** Start of Data in this exercise **

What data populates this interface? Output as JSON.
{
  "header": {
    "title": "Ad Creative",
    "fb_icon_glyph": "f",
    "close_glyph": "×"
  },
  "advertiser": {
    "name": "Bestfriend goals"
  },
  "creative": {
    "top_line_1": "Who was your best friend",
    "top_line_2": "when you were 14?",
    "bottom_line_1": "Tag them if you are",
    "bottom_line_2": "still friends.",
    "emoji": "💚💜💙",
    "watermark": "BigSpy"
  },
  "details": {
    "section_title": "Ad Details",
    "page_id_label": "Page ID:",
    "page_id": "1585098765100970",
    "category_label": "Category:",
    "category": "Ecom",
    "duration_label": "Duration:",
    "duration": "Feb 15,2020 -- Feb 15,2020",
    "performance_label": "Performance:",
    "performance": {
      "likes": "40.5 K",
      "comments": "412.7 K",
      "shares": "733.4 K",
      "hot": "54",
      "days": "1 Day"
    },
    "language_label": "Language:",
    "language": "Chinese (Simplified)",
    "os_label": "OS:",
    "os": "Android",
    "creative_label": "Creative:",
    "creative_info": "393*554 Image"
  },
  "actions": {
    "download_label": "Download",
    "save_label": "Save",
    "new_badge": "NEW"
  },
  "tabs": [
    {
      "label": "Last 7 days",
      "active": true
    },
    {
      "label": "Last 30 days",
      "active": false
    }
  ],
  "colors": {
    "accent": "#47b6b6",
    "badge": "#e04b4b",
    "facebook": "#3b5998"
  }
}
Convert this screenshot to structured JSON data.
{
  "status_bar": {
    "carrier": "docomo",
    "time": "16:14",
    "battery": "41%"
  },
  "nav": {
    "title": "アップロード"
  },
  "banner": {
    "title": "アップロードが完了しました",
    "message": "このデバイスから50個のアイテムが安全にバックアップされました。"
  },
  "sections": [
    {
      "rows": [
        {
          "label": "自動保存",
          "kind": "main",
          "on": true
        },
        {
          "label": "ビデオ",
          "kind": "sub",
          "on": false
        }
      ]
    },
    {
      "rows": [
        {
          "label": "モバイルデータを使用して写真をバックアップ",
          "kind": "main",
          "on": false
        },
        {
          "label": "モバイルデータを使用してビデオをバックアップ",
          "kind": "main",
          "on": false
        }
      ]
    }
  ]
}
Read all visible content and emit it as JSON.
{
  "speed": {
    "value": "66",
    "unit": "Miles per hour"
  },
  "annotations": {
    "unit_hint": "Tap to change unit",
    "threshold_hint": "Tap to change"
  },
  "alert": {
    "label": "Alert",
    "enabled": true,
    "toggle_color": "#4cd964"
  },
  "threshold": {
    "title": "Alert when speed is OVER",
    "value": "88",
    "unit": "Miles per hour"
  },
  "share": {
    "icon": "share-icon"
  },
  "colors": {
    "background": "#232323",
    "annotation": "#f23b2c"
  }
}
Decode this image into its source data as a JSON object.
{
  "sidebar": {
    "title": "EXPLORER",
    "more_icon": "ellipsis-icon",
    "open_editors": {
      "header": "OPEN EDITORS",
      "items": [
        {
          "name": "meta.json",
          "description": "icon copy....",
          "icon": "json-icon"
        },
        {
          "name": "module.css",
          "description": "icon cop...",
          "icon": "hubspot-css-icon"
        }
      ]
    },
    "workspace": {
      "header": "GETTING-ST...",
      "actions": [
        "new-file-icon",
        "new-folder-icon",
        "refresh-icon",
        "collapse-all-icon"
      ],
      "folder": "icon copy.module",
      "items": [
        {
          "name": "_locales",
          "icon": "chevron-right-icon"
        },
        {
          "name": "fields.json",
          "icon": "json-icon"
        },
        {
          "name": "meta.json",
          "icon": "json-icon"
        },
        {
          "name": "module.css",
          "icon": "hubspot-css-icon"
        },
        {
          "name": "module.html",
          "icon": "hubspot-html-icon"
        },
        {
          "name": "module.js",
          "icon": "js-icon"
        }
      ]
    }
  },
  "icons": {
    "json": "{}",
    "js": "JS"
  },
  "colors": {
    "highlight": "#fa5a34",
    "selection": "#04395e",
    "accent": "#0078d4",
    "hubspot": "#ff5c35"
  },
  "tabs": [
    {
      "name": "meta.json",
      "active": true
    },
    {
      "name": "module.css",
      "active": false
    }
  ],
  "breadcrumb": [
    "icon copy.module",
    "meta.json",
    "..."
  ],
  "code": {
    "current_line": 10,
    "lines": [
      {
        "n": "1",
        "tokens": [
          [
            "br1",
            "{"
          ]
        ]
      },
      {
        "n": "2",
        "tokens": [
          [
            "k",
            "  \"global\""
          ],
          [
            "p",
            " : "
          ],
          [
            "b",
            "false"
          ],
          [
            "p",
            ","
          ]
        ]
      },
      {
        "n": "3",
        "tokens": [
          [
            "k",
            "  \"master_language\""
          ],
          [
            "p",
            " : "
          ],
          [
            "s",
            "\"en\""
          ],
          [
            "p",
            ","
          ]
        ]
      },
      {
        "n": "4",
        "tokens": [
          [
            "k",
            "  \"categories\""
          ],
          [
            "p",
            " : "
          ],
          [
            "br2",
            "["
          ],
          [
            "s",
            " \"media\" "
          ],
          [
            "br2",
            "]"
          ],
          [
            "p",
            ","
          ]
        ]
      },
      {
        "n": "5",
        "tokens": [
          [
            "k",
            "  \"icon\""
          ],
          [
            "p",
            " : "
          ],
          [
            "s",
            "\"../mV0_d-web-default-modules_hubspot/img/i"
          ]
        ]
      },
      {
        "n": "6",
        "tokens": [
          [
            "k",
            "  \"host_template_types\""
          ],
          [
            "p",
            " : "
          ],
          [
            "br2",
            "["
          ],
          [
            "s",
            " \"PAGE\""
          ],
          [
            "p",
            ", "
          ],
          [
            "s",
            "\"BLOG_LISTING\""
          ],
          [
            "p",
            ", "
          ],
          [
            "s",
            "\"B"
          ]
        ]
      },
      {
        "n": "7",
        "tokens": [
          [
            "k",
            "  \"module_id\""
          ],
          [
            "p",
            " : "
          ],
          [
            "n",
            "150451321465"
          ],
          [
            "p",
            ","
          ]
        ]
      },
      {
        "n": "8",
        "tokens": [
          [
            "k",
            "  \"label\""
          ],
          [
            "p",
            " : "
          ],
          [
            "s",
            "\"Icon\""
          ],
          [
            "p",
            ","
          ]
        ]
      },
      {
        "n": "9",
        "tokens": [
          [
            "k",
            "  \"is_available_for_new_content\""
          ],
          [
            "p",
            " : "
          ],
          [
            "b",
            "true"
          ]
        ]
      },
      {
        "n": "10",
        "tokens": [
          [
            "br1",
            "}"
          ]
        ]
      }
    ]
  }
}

** End of Data in this exercise **

- _Directions_: Look through the entries above and list every line containing "html".

- _Written solution_:
          "name": "module.html",
          "icon": "hubspot-html-icon"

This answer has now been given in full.